* _Excerpt to read_:
○ ○ ○ ○ ○ ○ ○
Canadian politician (1840–1905)

James Morrow Walsh (22 May 1840 – 25 July 1905) was a North-West Mounted Police (NWMP) officer and the first commissioner of Yukon.

Born in Prescott, Ontario, James Walsh was one of the original officers of the NWMP. Walsh served with the 2nd Prescott Rifle Company at Fort Wellington during the 1866 Fenian Raid and with the 56th Grenville Battalion during the 1870 raid. He was awarded the Canada General Service Medal with two clasps.

Superintendent Walsh was assigned in 1875 to establish a post in the Cypress Hills in what is now Saskatchewan. He named it Fort Walsh after himself. The location of the post was determined by the Cypress Hills Massacre in 1873, an atrocity stemming from the illegal American whiskey trade. Walsh's original role was to shut down this trade, but in June 1876 his position grew in importance when several thousand Sioux crossed the border into Canada, taking refuge there after the Battle of Little Big Horn. They settled near the Wood Mountain post in present-day Saskatchewan.
○ ○ ○ ○ ○ ○ ○
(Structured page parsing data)
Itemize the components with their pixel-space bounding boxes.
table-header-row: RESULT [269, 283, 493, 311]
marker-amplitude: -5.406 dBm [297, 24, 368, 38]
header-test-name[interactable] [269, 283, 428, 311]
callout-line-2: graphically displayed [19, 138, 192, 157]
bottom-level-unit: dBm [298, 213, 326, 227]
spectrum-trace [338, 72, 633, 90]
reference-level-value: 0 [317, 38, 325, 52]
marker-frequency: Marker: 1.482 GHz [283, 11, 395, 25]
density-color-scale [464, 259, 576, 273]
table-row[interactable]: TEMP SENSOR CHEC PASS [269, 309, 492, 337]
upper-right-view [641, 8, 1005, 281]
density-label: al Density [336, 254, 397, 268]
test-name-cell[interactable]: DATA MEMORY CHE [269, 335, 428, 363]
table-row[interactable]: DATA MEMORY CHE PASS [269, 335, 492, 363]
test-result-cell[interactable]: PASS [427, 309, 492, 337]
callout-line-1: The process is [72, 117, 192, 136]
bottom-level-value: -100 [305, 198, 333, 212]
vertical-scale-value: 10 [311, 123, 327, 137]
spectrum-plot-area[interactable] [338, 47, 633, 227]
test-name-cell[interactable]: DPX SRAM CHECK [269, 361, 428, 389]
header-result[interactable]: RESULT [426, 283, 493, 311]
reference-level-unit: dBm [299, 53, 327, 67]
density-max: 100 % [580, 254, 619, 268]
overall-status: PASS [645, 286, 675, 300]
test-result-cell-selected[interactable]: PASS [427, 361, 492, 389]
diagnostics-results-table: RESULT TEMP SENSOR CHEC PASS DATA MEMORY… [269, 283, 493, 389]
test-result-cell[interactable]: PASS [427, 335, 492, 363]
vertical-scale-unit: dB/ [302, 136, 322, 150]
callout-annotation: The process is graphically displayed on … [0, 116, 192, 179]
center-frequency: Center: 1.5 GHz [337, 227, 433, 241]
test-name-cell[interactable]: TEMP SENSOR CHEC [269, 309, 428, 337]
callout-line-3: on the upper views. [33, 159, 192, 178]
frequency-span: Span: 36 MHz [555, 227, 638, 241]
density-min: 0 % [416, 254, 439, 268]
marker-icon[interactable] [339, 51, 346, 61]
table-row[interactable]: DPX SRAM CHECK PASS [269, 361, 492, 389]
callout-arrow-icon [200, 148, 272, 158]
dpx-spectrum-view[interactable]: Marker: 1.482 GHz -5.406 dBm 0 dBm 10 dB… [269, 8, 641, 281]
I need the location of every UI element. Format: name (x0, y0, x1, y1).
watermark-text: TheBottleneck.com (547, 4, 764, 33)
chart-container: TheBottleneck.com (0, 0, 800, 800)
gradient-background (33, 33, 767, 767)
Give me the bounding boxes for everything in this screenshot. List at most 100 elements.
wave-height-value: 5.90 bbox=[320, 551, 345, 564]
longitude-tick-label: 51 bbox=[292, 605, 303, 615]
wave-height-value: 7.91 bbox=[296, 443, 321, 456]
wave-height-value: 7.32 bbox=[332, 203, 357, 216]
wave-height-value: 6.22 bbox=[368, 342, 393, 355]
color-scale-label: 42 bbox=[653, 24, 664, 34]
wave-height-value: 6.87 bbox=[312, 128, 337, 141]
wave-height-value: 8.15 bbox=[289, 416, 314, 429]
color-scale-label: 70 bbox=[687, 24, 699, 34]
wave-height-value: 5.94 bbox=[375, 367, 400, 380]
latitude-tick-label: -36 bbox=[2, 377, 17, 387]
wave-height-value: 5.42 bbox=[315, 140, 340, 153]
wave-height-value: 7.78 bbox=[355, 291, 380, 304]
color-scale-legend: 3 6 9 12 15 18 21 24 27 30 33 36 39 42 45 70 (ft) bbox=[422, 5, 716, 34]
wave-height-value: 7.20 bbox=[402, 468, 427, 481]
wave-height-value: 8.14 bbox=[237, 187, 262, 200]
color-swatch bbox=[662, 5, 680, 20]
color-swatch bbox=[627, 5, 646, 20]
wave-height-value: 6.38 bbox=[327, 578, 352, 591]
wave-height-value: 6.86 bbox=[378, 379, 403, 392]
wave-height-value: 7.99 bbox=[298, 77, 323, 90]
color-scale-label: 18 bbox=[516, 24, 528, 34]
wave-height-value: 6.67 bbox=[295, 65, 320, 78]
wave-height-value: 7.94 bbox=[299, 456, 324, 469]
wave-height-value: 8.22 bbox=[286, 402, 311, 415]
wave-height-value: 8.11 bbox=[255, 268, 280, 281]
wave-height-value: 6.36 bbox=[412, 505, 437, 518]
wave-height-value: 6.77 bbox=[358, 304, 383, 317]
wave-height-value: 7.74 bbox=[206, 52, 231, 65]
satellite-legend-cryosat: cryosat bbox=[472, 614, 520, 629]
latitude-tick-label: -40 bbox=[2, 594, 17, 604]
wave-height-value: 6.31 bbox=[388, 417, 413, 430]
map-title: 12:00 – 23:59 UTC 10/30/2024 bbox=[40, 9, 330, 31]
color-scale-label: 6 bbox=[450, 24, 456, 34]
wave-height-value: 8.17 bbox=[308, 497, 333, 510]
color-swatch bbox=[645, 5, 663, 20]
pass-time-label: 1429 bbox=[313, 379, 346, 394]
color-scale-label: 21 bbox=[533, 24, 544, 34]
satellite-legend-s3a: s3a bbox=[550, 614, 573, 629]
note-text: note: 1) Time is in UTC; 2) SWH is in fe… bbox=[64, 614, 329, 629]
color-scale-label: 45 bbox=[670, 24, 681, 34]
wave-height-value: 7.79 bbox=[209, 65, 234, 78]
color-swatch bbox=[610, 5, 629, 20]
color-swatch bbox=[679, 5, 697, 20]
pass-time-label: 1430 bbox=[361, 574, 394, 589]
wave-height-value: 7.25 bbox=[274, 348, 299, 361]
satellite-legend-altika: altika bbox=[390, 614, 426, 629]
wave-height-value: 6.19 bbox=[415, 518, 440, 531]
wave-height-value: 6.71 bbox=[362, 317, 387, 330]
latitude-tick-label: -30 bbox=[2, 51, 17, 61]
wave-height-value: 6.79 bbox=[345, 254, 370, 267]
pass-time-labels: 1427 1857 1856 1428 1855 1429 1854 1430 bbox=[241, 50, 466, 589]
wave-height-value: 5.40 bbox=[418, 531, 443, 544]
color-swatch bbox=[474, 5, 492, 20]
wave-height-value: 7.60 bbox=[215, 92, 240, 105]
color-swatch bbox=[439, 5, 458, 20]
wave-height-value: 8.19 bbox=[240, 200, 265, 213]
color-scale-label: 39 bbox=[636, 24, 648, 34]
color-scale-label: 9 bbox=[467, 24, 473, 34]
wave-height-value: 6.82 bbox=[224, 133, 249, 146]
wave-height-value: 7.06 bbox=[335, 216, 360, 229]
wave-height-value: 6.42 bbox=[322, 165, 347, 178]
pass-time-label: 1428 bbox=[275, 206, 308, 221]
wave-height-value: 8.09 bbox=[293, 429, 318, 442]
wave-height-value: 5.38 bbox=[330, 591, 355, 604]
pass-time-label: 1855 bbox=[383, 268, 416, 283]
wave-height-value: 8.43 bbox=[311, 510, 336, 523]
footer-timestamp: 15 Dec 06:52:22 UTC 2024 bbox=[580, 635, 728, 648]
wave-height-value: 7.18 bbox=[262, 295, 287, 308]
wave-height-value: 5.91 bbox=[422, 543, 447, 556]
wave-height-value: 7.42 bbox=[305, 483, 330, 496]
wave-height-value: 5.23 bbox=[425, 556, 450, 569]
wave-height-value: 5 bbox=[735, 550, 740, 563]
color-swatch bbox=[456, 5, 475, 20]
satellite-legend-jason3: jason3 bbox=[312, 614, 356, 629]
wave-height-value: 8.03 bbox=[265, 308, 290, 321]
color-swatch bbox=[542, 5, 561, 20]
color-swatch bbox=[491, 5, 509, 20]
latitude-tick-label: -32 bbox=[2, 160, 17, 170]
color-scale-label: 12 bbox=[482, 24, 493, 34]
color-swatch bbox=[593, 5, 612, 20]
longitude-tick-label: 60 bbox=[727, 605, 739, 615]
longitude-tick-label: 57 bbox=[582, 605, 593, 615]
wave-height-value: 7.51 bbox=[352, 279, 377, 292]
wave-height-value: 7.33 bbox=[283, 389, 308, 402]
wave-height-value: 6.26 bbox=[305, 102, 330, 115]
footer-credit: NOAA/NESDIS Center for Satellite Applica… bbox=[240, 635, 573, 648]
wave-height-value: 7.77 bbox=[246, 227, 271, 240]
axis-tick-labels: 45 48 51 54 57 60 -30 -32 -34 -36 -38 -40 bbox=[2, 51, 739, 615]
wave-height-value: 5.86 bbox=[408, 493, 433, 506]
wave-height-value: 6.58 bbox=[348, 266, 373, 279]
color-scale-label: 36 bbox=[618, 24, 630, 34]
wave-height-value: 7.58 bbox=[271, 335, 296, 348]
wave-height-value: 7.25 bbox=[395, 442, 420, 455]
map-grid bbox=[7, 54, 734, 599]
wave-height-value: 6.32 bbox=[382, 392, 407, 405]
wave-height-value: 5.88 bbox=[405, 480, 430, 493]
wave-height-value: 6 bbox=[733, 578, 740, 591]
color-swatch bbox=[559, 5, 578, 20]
○ ○ ○ ○ ○ ○ ○
* _Your task_: Rewrite everything from "Superintendent Walsh was" down to "in present-day Saskatchewan." in the James Morrow Walsh text, swapping "whiskey trade" for "liquor trade".

* _Task response_:
Superintendent Walsh was assigned in 1875 to establish a post in the Cypress Hills in what is now Saskatchewan. He named it Fort Walsh after himself. The location of the post was determined by the Cypress Hills Massacre in 1873, an atrocity stemming from the illegal American liquor trade. Walsh's original role was to shut down this trade, but in June 1876 his position grew in importance when several thousand Sioux crossed the border into Canada, taking refuge there after the Battle of Little Big Horn. They settled near the Wood Mountain post in present-day Saskatchewan.